WHAT YOU NEED TO DO> Transcribe the records below exactly as they appear, omitting any pictures.

══ EXERCISE INPUT

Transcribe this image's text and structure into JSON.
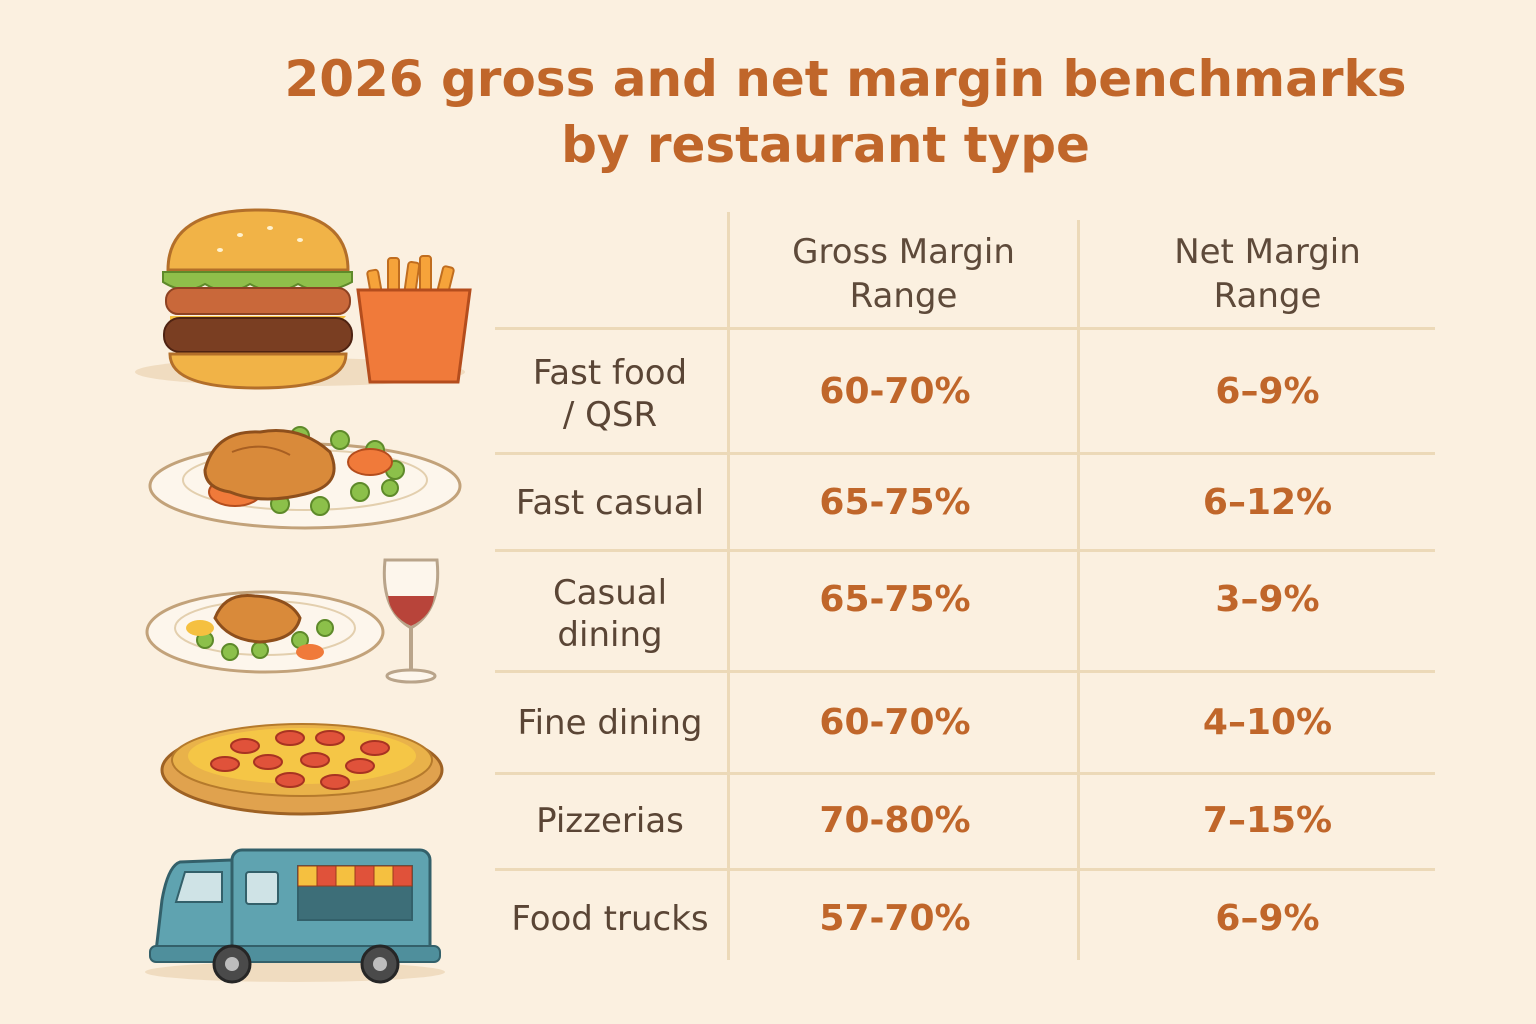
{
  "title": {
    "line1": "2026 gross and net margin benchmarks",
    "line2": "by restaurant type"
  },
  "columns": {
    "gross": "Gross Margin Range",
    "gross_line1": "Gross Margin",
    "gross_line2": "Range",
    "net": "Net Margin Range",
    "net_line1": "Net Margin",
    "net_line2": "Range"
  },
  "rows": [
    {
      "label": "Fast food / QSR",
      "label_line1": "Fast food",
      "label_line2": "/ QSR",
      "gross": "60-70%",
      "net": "6–9%",
      "icon": "burger-fries-icon"
    },
    {
      "label": "Fast casual",
      "label_line1": "Fast casual",
      "label_line2": "",
      "gross": "65-75%",
      "net": "6–12%",
      "icon": "chicken-plate-icon"
    },
    {
      "label": "Casual dining",
      "label_line1": "Casual",
      "label_line2": "dining",
      "gross": "65-75%",
      "net": "3–9%",
      "icon": "plate-wine-icon"
    },
    {
      "label": "Fine dining",
      "label_line1": "Fine dining",
      "label_line2": "",
      "gross": "60-70%",
      "net": "4–10%",
      "icon": "pizza-icon"
    },
    {
      "label": "Pizzerias",
      "label_line1": "Pizzerias",
      "label_line2": "",
      "gross": "70-80%",
      "net": "7–15%",
      "icon": "pizza-icon"
    },
    {
      "label": "Food trucks",
      "label_line1": "Food trucks",
      "label_line2": "",
      "gross": "57-70%",
      "net": "6–9%",
      "icon": "food-truck-icon"
    }
  ],
  "chart_data": {
    "type": "table",
    "title": "2026 gross and net margin benchmarks by restaurant type",
    "columns": [
      "",
      "Gross Margin Range",
      "Net Margin Range"
    ],
    "categories": [
      "Fast food / QSR",
      "Fast casual",
      "Casual dining",
      "Fine dining",
      "Pizzerias",
      "Food trucks"
    ],
    "series": [
      {
        "name": "Gross Margin Range",
        "values": [
          [
            60,
            70
          ],
          [
            65,
            75
          ],
          [
            65,
            75
          ],
          [
            60,
            70
          ],
          [
            70,
            80
          ],
          [
            57,
            70
          ]
        ]
      },
      {
        "name": "Net Margin Range",
        "values": [
          [
            6,
            9
          ],
          [
            6,
            12
          ],
          [
            3,
            9
          ],
          [
            4,
            10
          ],
          [
            7,
            15
          ],
          [
            6,
            9
          ]
        ]
      }
    ],
    "unit": "%"
  },
  "colors": {
    "background": "#fbf0e0",
    "accent": "#c0662a",
    "text": "#5a4535",
    "grid": "#ecd9b8"
  }
}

════

REPLY>
Transcribe this image's text and structure into JSON.
{
  "title": {
    "line1": "2026 gross and net margin benchmarks",
    "line2": "by restaurant type"
  },
  "columns": {
    "gross": "Gross Margin Range",
    "gross_line1": "Gross Margin",
    "gross_line2": "Range",
    "net": "Net Margin Range",
    "net_line1": "Net Margin",
    "net_line2": "Range"
  },
  "rows": [
    {
      "label": "Fast food / QSR",
      "label_line1": "Fast food",
      "label_line2": "/ QSR",
      "gross": "60-70%",
      "net": "6–9%",
      "icon": "burger-fries-icon"
    },
    {
      "label": "Fast casual",
      "label_line1": "Fast casual",
      "label_line2": "",
      "gross": "65-75%",
      "net": "6–12%",
      "icon": "chicken-plate-icon"
    },
    {
      "label": "Casual dining",
      "label_line1": "Casual",
      "label_line2": "dining",
      "gross": "65-75%",
      "net": "3–9%",
      "icon": "plate-wine-icon"
    },
    {
      "label": "Fine dining",
      "label_line1": "Fine dining",
      "label_line2": "",
      "gross": "60-70%",
      "net": "4–10%",
      "icon": "pizza-icon"
    },
    {
      "label": "Pizzerias",
      "label_line1": "Pizzerias",
      "label_line2": "",
      "gross": "70-80%",
      "net": "7–15%",
      "icon": "pizza-icon"
    },
    {
      "label": "Food trucks",
      "label_line1": "Food trucks",
      "label_line2": "",
      "gross": "57-70%",
      "net": "6–9%",
      "icon": "food-truck-icon"
    }
  ],
  "chart_data": {
    "type": "table",
    "title": "2026 gross and net margin benchmarks by restaurant type",
    "columns": [
      "",
      "Gross Margin Range",
      "Net Margin Range"
    ],
    "categories": [
      "Fast food / QSR",
      "Fast casual",
      "Casual dining",
      "Fine dining",
      "Pizzerias",
      "Food trucks"
    ],
    "series": [
      {
        "name": "Gross Margin Range",
        "values": [
          [
            60,
            70
          ],
          [
            65,
            75
          ],
          [
            65,
            75
          ],
          [
            60,
            70
          ],
          [
            70,
            80
          ],
          [
            57,
            70
          ]
        ]
      },
      {
        "name": "Net Margin Range",
        "values": [
          [
            6,
            9
          ],
          [
            6,
            12
          ],
          [
            3,
            9
          ],
          [
            4,
            10
          ],
          [
            7,
            15
          ],
          [
            6,
            9
          ]
        ]
      }
    ],
    "unit": "%"
  },
  "colors": {
    "background": "#fbf0e0",
    "accent": "#c0662a",
    "text": "#5a4535",
    "grid": "#ecd9b8"
  }
}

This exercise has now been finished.